_RAW RECORDS_.

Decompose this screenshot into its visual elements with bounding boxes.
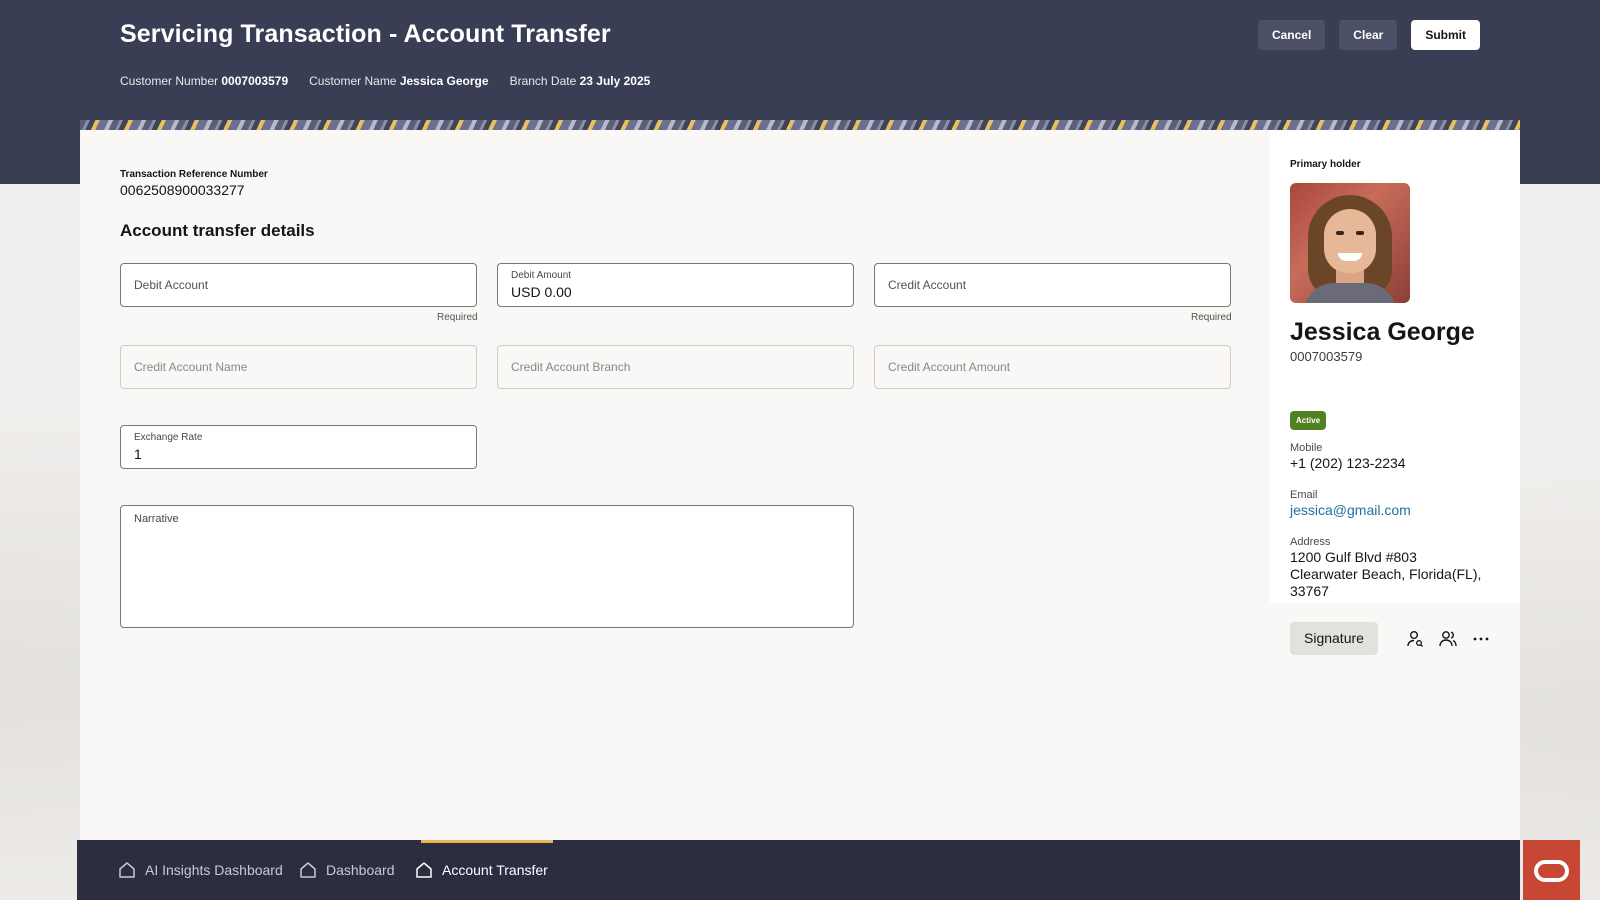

---

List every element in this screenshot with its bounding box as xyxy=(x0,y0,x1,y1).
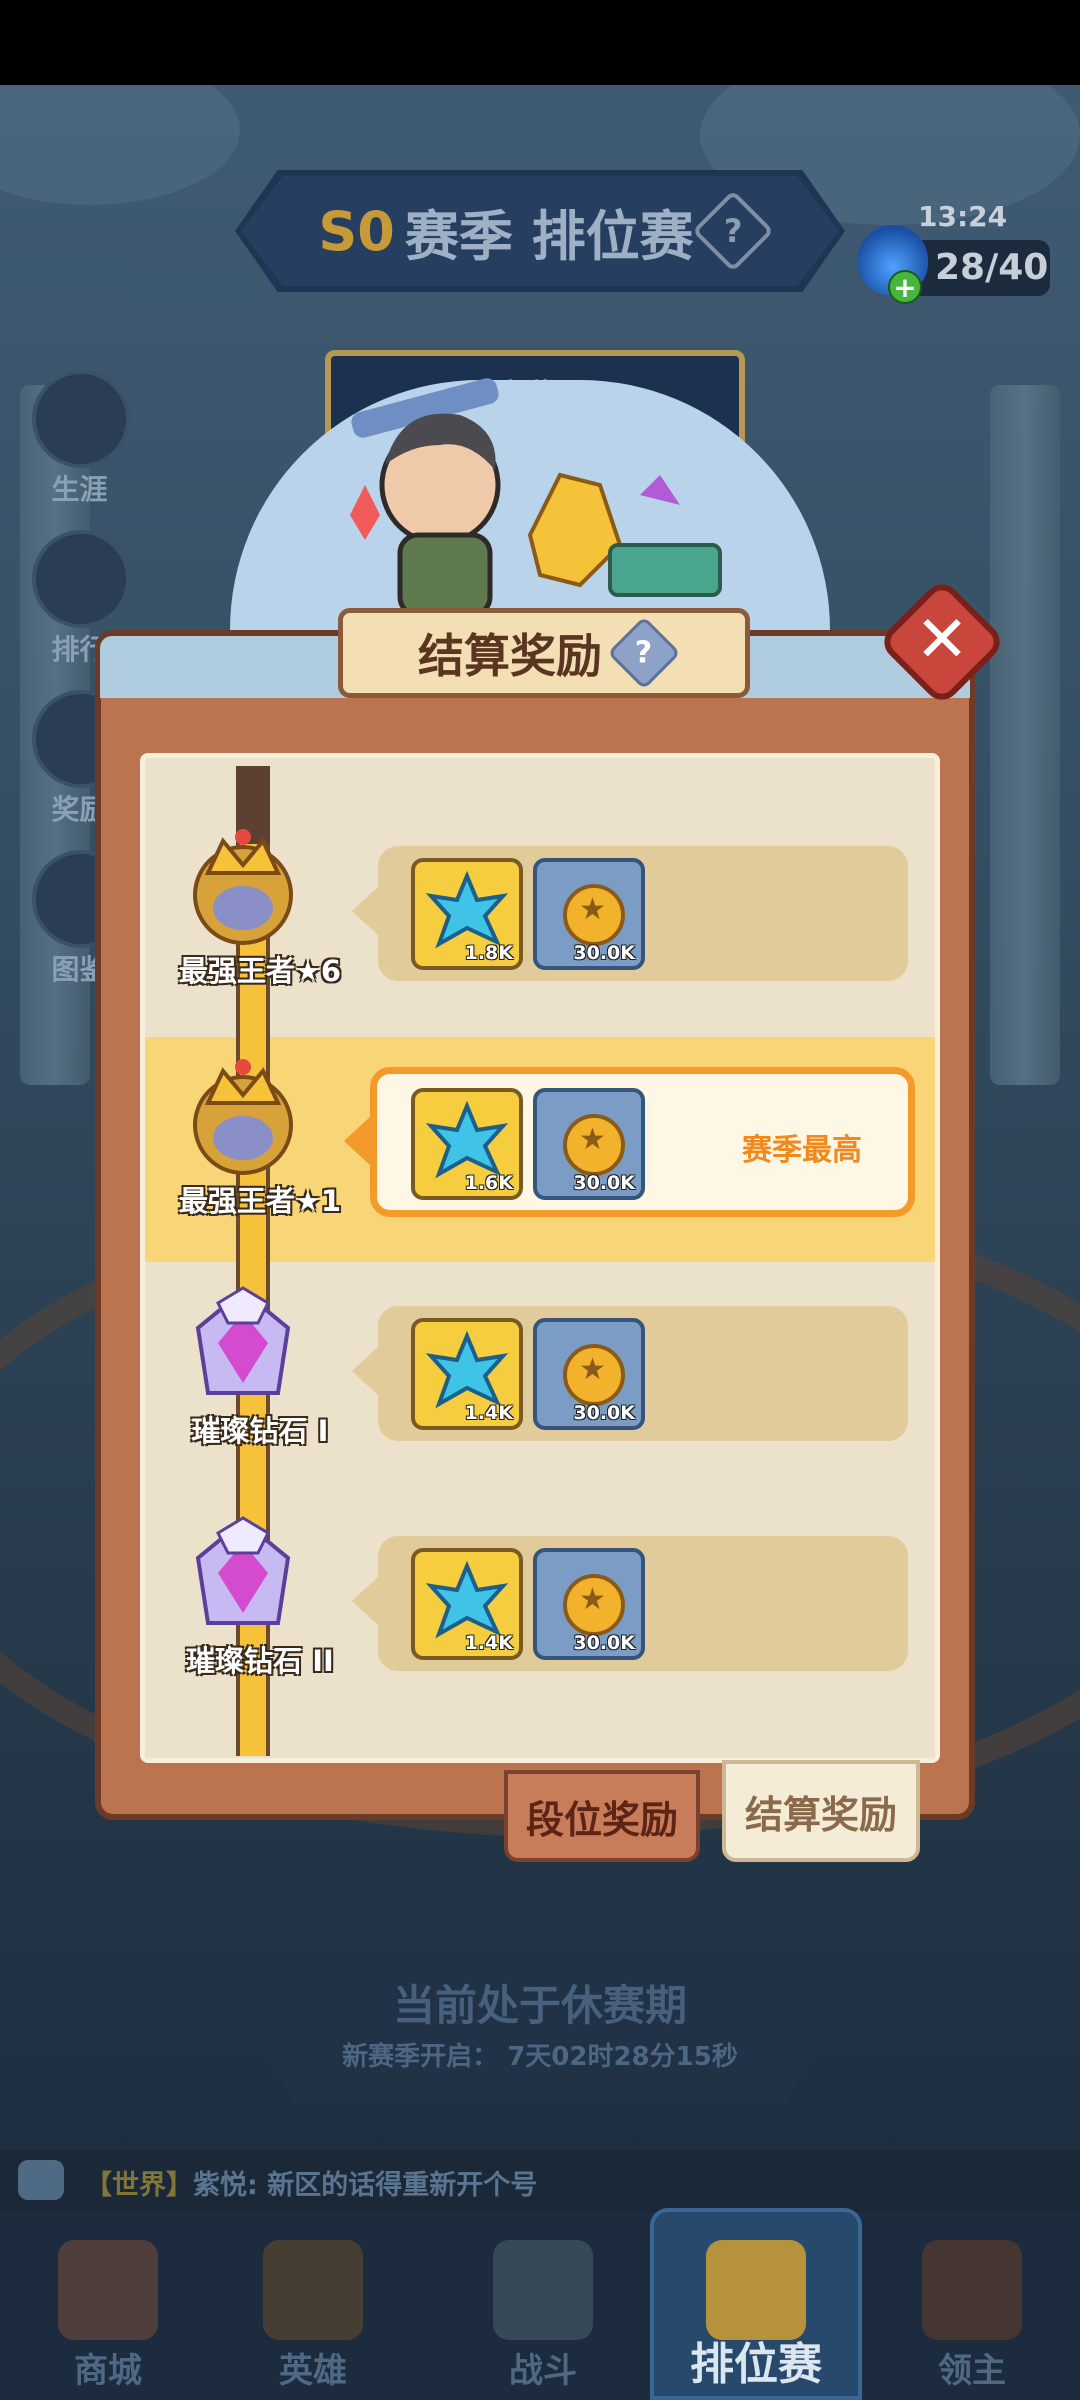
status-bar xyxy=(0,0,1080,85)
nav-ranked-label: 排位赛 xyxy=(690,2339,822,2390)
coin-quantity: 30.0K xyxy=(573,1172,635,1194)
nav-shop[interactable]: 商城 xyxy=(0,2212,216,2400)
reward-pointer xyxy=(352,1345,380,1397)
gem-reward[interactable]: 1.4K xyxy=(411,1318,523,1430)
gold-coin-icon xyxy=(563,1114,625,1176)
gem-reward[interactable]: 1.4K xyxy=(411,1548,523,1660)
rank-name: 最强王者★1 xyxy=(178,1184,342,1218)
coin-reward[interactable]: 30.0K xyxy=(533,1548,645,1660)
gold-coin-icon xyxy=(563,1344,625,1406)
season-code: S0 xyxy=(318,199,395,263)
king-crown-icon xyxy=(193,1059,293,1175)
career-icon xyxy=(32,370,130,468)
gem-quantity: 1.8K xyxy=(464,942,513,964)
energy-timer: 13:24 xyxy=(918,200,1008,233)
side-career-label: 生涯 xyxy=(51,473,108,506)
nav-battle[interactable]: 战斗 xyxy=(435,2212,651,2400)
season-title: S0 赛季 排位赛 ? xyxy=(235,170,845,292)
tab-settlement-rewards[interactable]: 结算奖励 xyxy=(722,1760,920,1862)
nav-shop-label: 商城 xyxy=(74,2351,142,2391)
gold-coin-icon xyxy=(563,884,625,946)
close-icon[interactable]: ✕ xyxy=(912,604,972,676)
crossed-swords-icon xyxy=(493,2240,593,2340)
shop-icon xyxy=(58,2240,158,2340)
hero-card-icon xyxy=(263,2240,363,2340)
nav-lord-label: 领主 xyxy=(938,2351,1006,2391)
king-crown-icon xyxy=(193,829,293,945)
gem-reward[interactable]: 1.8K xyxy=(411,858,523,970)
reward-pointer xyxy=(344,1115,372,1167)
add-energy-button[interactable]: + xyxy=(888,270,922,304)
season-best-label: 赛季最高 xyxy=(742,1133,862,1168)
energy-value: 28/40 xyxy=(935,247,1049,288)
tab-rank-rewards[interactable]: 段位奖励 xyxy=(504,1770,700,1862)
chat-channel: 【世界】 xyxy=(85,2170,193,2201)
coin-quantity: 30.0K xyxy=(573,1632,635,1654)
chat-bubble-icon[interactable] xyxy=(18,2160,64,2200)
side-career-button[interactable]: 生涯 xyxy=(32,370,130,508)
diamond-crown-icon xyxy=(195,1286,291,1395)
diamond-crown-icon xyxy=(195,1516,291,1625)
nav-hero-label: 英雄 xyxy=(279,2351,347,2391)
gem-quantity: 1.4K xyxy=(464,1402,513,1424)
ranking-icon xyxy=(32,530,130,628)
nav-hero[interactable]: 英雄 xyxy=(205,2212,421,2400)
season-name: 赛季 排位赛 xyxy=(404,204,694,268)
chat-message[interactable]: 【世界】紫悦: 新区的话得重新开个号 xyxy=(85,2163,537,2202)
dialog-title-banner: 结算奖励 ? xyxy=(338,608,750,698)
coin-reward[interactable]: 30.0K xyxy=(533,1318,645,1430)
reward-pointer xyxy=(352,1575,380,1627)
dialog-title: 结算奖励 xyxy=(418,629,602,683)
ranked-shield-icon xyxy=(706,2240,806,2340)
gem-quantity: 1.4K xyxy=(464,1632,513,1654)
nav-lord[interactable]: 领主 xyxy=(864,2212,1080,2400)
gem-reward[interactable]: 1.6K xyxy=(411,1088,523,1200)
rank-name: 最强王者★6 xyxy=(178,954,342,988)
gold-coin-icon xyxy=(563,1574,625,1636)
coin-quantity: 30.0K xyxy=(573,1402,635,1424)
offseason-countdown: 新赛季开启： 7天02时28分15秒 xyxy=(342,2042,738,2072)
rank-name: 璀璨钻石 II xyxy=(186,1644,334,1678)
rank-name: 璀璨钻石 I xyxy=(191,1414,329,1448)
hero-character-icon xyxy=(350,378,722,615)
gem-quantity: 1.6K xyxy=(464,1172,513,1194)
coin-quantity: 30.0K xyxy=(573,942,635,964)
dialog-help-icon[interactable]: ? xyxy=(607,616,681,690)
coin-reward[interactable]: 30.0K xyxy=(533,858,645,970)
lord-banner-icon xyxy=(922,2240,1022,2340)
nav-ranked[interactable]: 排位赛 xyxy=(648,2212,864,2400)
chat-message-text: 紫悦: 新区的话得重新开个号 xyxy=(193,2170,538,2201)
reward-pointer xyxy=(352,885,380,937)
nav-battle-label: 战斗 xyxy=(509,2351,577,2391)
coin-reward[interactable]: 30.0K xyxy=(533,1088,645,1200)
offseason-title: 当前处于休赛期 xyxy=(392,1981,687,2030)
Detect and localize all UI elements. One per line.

_INSTRUCTIONS FOR THE TASK_. Rewrite the entries between the lines holding "List every element" and "nav-battle[interactable]: 战斗 xyxy=(435,2212,651,2400)", inclusive, as a JSON list of strings with one string per line and no blank lines. Leave the pictures out.

_SOLUTION TO THIS EXERCISE_.
[
  "List every element in this screenshot with its bounding box as xyxy=(x0,y0,x1,y1).",
  "status-bar xyxy=(0,0,1080,85)",
  "nav-ranked-label: 排位赛 xyxy=(690,2339,822,2390)",
  "coin-quantity: 30.0K xyxy=(573,1172,635,1194)",
  "nav-shop[interactable]: 商城 xyxy=(0,2212,216,2400)",
  "reward-pointer xyxy=(352,1345,380,1397)",
  "gem-reward[interactable]: 1.4K xyxy=(411,1318,523,1430)",
  "gold-coin-icon xyxy=(563,1114,625,1176)",
  "gem-reward[interactable]: 1.4K xyxy=(411,1548,523,1660)",
  "rank-name: 最强王者★1 xyxy=(178,1184,342,1218)",
  "coin-reward[interactable]: 30.0K xyxy=(533,1548,645,1660)",
  "gold-coin-icon xyxy=(563,1344,625,1406)",
  "season-code: S0 xyxy=(318,199,395,263)",
  "king-crown-icon xyxy=(193,1059,293,1175)",
  "career-icon xyxy=(32,370,130,468)",
  "gem-quantity: 1.8K xyxy=(464,942,513,964)",
  "energy-timer: 13:24 xyxy=(918,200,1008,233)",
  "side-career-label: 生涯 xyxy=(51,473,108,506)",
  "nav-battle[interactable]: 战斗 xyxy=(435,2212,651,2400)"
]